Look through the lines below and extract any with the word "ввода".

----- Records for the exercise

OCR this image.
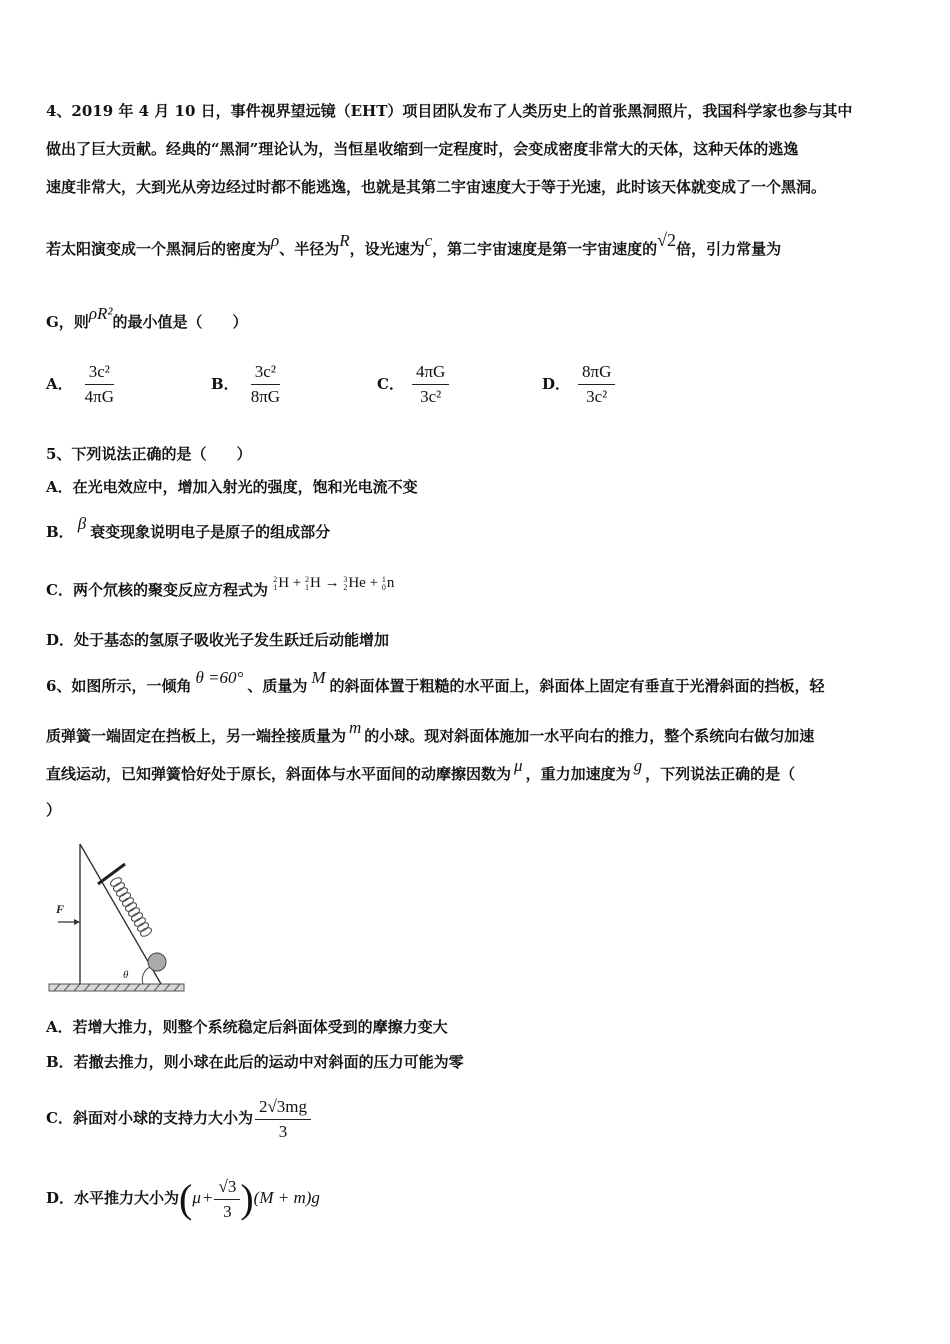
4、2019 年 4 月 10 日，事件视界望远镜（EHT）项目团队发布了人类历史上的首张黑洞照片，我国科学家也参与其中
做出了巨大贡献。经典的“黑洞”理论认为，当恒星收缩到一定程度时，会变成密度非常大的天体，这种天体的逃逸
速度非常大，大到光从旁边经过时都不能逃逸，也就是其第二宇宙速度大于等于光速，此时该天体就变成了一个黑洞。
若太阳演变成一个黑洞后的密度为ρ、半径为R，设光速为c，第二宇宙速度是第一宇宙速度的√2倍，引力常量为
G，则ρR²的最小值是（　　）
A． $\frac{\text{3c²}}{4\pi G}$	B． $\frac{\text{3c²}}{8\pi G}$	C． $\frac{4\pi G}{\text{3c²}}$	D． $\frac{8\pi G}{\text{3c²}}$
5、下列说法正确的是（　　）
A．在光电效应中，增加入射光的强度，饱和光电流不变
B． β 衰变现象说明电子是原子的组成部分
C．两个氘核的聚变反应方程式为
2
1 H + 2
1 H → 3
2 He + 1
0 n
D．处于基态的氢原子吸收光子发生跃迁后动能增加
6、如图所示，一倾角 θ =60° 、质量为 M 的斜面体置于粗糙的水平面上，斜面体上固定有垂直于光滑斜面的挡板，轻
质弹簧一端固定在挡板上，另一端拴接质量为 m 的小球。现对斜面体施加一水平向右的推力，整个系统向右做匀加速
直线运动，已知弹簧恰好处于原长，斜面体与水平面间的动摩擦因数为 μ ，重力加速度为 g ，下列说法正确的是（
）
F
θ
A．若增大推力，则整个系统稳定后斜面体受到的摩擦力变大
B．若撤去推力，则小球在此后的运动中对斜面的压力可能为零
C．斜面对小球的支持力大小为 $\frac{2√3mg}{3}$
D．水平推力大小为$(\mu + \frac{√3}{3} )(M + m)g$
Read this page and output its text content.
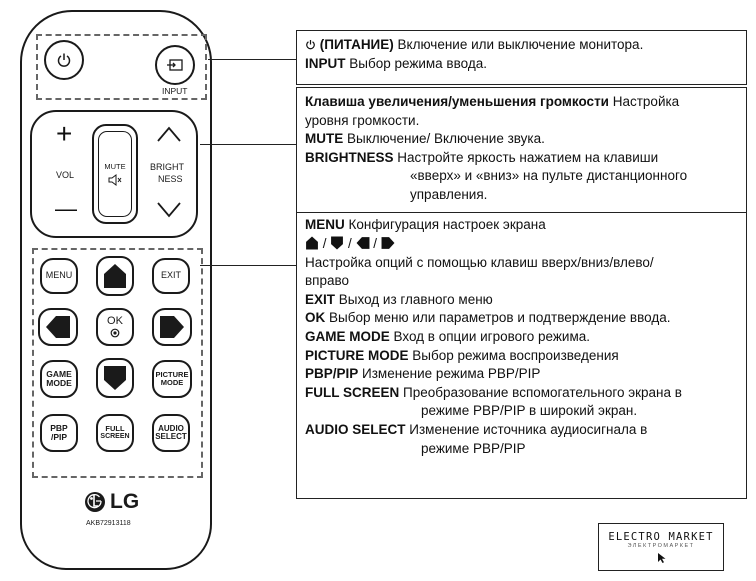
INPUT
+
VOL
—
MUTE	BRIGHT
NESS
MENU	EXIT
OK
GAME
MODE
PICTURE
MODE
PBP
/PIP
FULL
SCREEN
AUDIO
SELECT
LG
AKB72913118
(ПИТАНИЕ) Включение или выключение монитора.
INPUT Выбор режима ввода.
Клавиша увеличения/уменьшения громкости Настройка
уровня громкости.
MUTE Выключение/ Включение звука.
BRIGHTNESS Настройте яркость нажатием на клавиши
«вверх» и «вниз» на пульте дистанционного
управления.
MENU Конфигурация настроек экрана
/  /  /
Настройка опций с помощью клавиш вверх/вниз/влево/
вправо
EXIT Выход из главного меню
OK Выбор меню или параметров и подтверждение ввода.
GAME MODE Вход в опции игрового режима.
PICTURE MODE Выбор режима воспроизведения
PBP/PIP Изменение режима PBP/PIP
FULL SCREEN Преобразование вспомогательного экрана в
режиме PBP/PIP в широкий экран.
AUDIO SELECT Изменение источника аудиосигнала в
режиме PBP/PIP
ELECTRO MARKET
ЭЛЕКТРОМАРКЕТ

----------

#### [Correct output]
INPUT Выбор режима ввода.
OK Выбор меню или параметров и подтверждение ввода.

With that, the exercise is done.